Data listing
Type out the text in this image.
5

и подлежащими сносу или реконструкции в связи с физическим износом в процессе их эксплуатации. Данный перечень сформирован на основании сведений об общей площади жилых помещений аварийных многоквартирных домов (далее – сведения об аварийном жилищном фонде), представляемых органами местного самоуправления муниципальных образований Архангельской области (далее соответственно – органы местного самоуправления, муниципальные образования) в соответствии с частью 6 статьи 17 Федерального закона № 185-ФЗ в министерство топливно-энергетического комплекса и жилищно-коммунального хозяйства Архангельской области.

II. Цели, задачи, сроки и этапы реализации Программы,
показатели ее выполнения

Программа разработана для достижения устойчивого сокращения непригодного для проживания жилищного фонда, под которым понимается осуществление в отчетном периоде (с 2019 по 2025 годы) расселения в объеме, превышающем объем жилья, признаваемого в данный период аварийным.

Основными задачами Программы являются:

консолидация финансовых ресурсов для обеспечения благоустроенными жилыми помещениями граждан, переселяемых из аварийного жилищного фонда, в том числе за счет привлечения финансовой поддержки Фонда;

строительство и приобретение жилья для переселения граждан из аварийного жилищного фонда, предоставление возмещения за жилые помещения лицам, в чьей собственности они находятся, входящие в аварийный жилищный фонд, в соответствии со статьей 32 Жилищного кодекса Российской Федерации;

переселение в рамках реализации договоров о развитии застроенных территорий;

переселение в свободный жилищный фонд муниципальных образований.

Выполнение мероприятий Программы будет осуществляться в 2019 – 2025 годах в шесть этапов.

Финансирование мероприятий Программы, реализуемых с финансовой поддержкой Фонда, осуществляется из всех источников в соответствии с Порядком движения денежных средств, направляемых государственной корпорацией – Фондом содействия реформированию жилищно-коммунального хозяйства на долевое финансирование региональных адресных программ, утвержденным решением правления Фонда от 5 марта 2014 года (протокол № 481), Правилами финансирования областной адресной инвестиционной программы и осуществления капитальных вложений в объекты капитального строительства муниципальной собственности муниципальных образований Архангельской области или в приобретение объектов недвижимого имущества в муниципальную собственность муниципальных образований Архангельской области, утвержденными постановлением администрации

◆ **Your goal**: Search the lines for the string "переселение" and copy every line that has it.

◆ **Correct answer**:
переселение в рамках реализации договоров о развитии застроенных территорий;
переселение в свободный жилищный фонд муниципальных образований.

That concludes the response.